Navigate to your folders and files through the VFS connection category in the left panel.
When you select a folder or file, the Recents drop-down list updates to show the navigation path to your file location.(Optional) Click on the navigation path to show and copy the Pentaho file path, even if it is a Virtual File System (VFS) path. See Pentaho address to a VFS connection for details on the Pentaho file path for the Virtual File System.
Perform one of the following actions:
- Double-click on the file.
- Select it and press the Enter key.
- Select it and click Open or Save depending of whether you are opening or saving a file.
Results
Pentaho address to a VFS connection
The Pentaho address is the Pentaho virtual file system
(pvfs) location within your VFS connection. When you are locating a
file under the VFS connection category in the file access dialog box, the directory path in
your Virtual File System appears in the address text box.

### Data lines
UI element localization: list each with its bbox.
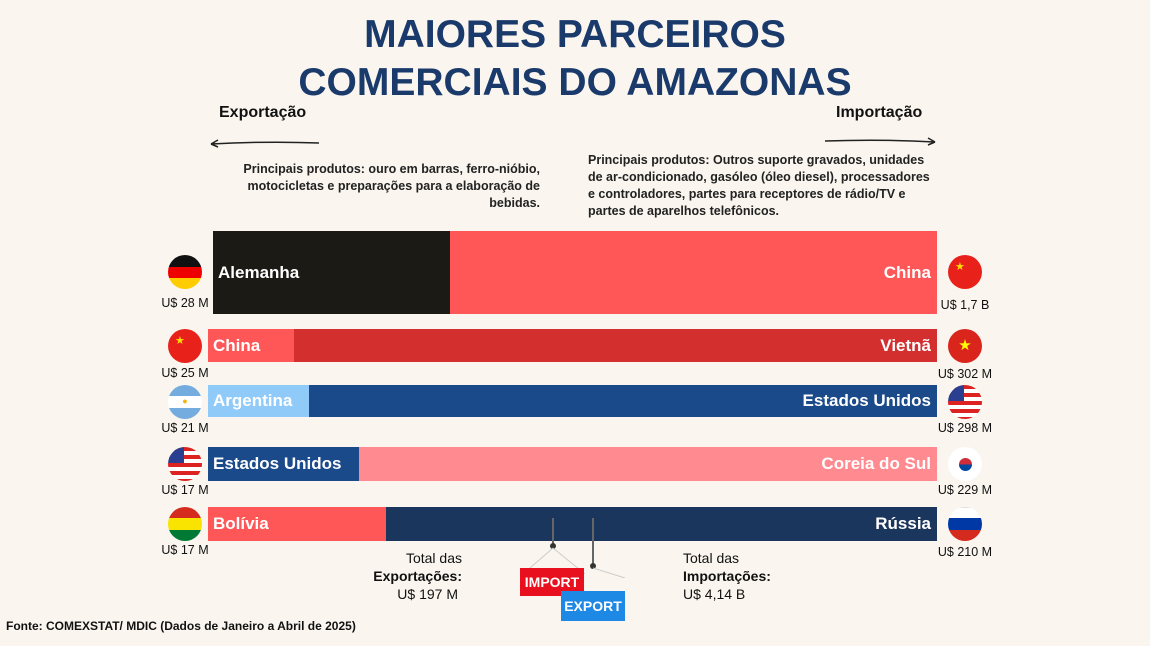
export-value: U$ 17 M bbox=[161, 543, 209, 557]
export-value: U$ 21 M bbox=[161, 421, 209, 435]
import-country-label: Coreia do Sul bbox=[821, 454, 931, 473]
export-header: Exportação bbox=[219, 104, 307, 121]
import-value: U$ 298 M bbox=[937, 421, 993, 435]
flag-coreia-do-sul-icon bbox=[948, 447, 982, 481]
import-bar: Coreia do Sul bbox=[359, 447, 937, 481]
flag-china-icon: ★ bbox=[948, 255, 982, 289]
import-country-label: Estados Unidos bbox=[802, 391, 931, 410]
export-value: U$ 25 M bbox=[161, 366, 209, 380]
flag-argentina-icon: ● bbox=[168, 385, 202, 419]
partner-bar-row: Bolívia Rússia bbox=[208, 507, 937, 541]
import-bar: China bbox=[450, 231, 937, 314]
export-bar: Argentina bbox=[208, 385, 309, 417]
flag-china-icon: ★ bbox=[168, 329, 202, 363]
partner-bar-row: Alemanha China bbox=[213, 231, 937, 314]
import-products: Principais produtos: Outros suporte grav… bbox=[588, 153, 930, 218]
export-total-value: U$ 197 M bbox=[397, 586, 458, 602]
export-country-label: Bolívia bbox=[213, 514, 269, 533]
export-bar: Bolívia bbox=[208, 507, 386, 541]
import-country-label: China bbox=[883, 262, 931, 282]
flag-estados-unidos-icon bbox=[168, 447, 202, 481]
export-country-label: China bbox=[213, 335, 261, 355]
title-line-2: COMERCIAIS DO AMAZONAS bbox=[298, 61, 852, 104]
arrow-right-icon bbox=[824, 137, 936, 146]
partner-bar-row: Estados Unidos Coreia do Sul bbox=[208, 447, 937, 481]
import-total-value: U$ 4,14 B bbox=[683, 586, 746, 602]
export-country-label: Alemanha bbox=[218, 262, 300, 282]
import-bar: Rússia bbox=[386, 507, 937, 541]
flag-estados-unidos-icon bbox=[948, 385, 982, 419]
title-line-1: MAIORES PARCEIROS bbox=[364, 13, 786, 56]
arrow-left-icon bbox=[210, 139, 320, 148]
export-value: U$ 17 M bbox=[161, 483, 209, 497]
export-bar: China bbox=[208, 329, 294, 362]
import-bar: Estados Unidos bbox=[309, 385, 937, 417]
import-value: U$ 1,7 B bbox=[940, 298, 990, 312]
export-total: Total das Exportações: U$ 197 M bbox=[340, 549, 462, 603]
import-value: U$ 302 M bbox=[937, 367, 993, 381]
export-country-label: Estados Unidos bbox=[213, 454, 342, 473]
import-country-label: Vietnã bbox=[880, 335, 931, 355]
export-bar: Estados Unidos bbox=[208, 447, 359, 481]
import-value: U$ 210 M bbox=[937, 545, 993, 559]
export-container-icon: EXPORT bbox=[561, 591, 625, 621]
import-value: U$ 229 M bbox=[937, 483, 993, 497]
source-note: Fonte: COMEXSTAT/ MDIC (Dados de Janeiro… bbox=[6, 619, 356, 633]
export-total-label: Total das bbox=[405, 550, 462, 566]
partner-bar-row: China Vietnã bbox=[208, 329, 937, 362]
flag-bolivia-icon bbox=[168, 507, 202, 541]
partner-bar-row: Argentina Estados Unidos bbox=[208, 385, 937, 417]
export-bar: Alemanha bbox=[213, 231, 450, 314]
export-products: Principais produtos: ouro em barras, fer… bbox=[243, 162, 540, 210]
export-total-label-bold: Exportações: bbox=[373, 568, 462, 584]
flag-vietna-icon: ★ bbox=[948, 329, 982, 363]
flag-alemanha-icon bbox=[168, 255, 202, 289]
import-total: Total das Importações: U$ 4,14 B bbox=[683, 549, 771, 603]
import-total-label: Total das bbox=[683, 550, 740, 566]
flag-russia-icon bbox=[948, 507, 982, 541]
import-bar: Vietnã bbox=[294, 329, 937, 362]
import-header: Importação bbox=[836, 104, 923, 121]
export-value: U$ 28 M bbox=[161, 296, 209, 310]
import-country-label: Rússia bbox=[875, 514, 931, 533]
export-country-label: Argentina bbox=[213, 391, 293, 410]
import-total-label-bold: Importações: bbox=[683, 568, 771, 584]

### What to work on
Based on the passage about VFS connections above, mark each statement yes or no and quote the words from the passage that decide it.
1. Double-clicking on the file is one of the listed actions.
2. Clicking on the navigation path is a required step.
3. When you locate a file under the VFS connection category, the directory path shows in the address text box.

### The completed task
1. Yes: "Double-click on the file."
2. No: "(Optional) Click on the navigation path to show and copy the Pentaho file path"
3. Yes: "the directory path in your Virtual File System appears in the address text box."